─── PASSAGE TO READ

Image by chucks via FlickrAbout a week ago, I reviewed a blogging tool called Zemanta. I was very excited about it, but my excitement faded as I clumsily tried to test the software with the very review I was writing. It left me scratching my head and promising to revisit the topic after some more hands-on time with Zemanta. As promised, here’s part two of my Zemanta review.
I am going to keep this one short because I’ve already explained what Zemanta does and how it’s used. I will talk a little about what else I’ve learned in the last week and correct some assumptions from my previous review.
Giving photos a chance again
In my previous review, I choked on the photo adding capabilities of Zemanta. It seemed to me that photos would vanish. This still appears to be the case for me with FireFox 3 on Vista. I find that images will still occasionally vanish, but I have a much better handle on things now. If I want an image, I simply click on it on the right side. If I want a different image instead, I just click a different image. While I am much more comfortable with it, I still have a few suggestions for the developers.
1. I need more images to choose from. I seem to get the same geisha girl with a laptop every time I start a post.
2. Allow me to use more than one image per post.

──────

**WORK ORDER**
Write the next part of the Zemanta review above, starting after its second suggestion to the developers.

─── INFORMATION

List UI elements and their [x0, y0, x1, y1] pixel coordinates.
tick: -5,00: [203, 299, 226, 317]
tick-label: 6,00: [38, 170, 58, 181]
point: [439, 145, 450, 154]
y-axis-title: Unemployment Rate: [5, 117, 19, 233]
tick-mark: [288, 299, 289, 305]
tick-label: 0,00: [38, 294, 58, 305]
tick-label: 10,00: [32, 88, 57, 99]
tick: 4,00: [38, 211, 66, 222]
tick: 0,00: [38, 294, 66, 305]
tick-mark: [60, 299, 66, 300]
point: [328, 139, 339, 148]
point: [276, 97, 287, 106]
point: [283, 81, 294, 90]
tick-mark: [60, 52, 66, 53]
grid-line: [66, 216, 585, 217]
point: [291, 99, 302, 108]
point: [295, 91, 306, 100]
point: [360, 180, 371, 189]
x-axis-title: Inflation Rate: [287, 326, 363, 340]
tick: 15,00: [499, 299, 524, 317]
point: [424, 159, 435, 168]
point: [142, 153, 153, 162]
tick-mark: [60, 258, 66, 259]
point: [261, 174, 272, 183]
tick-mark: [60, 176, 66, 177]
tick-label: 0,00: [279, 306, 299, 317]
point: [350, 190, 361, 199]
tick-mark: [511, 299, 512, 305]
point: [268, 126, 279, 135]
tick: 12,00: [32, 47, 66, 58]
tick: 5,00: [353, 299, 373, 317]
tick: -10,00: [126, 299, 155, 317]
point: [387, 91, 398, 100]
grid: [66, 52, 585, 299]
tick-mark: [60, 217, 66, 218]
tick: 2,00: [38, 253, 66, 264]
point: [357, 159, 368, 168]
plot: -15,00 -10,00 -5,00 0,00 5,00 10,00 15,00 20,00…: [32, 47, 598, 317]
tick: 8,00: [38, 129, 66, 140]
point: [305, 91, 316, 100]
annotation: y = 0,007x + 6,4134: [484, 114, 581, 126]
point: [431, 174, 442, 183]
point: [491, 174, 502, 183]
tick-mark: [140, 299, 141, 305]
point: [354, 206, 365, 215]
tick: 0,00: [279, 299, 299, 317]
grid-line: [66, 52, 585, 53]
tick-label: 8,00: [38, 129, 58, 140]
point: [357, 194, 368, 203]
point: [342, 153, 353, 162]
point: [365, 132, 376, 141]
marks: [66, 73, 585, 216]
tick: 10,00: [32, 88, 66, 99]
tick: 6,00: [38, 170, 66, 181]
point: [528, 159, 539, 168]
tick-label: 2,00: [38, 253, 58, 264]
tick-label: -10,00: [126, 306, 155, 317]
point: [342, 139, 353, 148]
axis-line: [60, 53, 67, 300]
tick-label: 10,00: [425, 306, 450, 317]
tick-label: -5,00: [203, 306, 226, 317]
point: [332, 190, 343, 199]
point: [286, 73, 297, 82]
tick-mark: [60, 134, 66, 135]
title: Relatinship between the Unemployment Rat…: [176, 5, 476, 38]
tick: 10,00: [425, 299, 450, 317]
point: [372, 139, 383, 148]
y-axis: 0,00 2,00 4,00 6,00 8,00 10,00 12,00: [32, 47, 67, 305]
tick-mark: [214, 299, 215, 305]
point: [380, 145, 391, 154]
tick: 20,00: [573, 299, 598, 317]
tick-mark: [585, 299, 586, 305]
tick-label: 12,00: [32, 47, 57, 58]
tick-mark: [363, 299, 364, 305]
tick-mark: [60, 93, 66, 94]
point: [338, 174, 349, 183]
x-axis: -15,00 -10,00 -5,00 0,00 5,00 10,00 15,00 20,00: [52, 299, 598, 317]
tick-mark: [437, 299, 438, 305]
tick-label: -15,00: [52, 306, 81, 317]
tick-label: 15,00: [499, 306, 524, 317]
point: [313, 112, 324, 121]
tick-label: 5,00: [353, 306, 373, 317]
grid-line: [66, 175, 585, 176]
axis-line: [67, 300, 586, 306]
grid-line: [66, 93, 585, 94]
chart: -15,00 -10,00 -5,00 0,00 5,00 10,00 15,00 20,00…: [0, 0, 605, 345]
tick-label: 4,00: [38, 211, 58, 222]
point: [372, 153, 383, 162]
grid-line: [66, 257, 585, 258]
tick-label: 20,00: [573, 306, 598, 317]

──────

**RESULT OF THE TASK**
3. An image should always be placed where the my cursor was in my editing text area before I clicked the image. Every time I add an image, it’s always top right aligned and sometimes, I want it down with the paragraph it relates to.
I have figured out how to add more images sources (like my Flickr account), though it still seems a bit limited. Still, even if I could only add my own images from Flickr, Zemanta saves me a step.
Links make a little more sense now, too.
If you don’t understand Zemanta’s link suggestion tool, it can be a little cumbersome. I guess I always just expect something to happen at my cursor position when I use a tool. When you click a link from one of the drop-downs named after the words they will link, it creates a contextual link for you. This is handy mostly for reference links, but will be nice if their link choices some day include other blogs that will give me trackback links. Currently, they mostly go to Wikipedia, which is to be expected while they grow. If you install Zemanta, be sure to add your own blog and Flickr account so your resources will be available to the rest of us and you’ll get lots of link love.
SEO tags and my apology
This is one area where Zemanta shines and I owe them an apology. The SEO tags functionality does a pretty good job of guessing some tags I would think of that I would normally have to type in as well as some that would have slipped my mind. When I’m done with my post, I just click the tags I want and they’re added. Then I manually add any remaining tags that I want. It’s another time-saver and it works just as it should, despite what I said previously.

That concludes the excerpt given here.